▶ [EXERCISE OBJECTIVE]
In the entries, find all lines that hold the word "برقم" and copy them.

════

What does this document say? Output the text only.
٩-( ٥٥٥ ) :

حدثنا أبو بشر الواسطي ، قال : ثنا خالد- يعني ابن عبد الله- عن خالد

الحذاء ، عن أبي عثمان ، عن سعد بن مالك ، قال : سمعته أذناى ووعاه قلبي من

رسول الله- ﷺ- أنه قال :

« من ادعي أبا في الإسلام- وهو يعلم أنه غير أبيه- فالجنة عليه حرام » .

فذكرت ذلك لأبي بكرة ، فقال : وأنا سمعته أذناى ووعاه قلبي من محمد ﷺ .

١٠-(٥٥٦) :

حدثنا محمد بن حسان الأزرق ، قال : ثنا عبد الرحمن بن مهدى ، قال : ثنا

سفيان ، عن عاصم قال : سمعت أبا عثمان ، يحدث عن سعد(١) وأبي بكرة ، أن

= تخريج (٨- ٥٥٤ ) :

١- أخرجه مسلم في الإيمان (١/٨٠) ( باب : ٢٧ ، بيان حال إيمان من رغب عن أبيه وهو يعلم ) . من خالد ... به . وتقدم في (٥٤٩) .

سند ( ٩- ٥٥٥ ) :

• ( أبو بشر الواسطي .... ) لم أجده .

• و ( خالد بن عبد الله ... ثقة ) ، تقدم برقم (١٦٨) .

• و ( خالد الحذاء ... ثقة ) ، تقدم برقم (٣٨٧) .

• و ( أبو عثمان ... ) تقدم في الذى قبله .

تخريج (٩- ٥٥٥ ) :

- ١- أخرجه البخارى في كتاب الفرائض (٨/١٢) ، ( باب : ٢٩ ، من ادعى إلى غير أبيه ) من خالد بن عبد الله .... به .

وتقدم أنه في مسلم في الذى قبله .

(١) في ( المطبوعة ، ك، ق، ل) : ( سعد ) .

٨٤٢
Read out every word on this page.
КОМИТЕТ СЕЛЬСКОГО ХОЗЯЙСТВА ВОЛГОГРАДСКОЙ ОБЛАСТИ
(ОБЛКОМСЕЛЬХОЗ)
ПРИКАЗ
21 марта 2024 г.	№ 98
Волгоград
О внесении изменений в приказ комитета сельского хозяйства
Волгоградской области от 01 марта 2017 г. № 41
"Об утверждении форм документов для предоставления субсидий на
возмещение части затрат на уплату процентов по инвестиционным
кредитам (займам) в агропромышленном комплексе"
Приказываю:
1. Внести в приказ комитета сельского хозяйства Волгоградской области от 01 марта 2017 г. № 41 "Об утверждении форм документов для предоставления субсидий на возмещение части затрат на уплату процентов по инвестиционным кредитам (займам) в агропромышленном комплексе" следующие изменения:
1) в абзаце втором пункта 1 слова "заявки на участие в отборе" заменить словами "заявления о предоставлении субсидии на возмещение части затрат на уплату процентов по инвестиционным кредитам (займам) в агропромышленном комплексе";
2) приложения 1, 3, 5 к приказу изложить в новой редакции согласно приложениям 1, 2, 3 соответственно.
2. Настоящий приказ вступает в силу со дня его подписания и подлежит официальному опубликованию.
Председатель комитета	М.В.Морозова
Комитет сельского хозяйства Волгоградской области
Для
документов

════

▶ [TASK SOLUTION]
• و ( خالد بن عبد الله ... ثقة ) ، تقدم برقم (١٦٨) .
• و ( خالد الحذاء ... ثقة ) ، تقدم برقم (٣٨٧) .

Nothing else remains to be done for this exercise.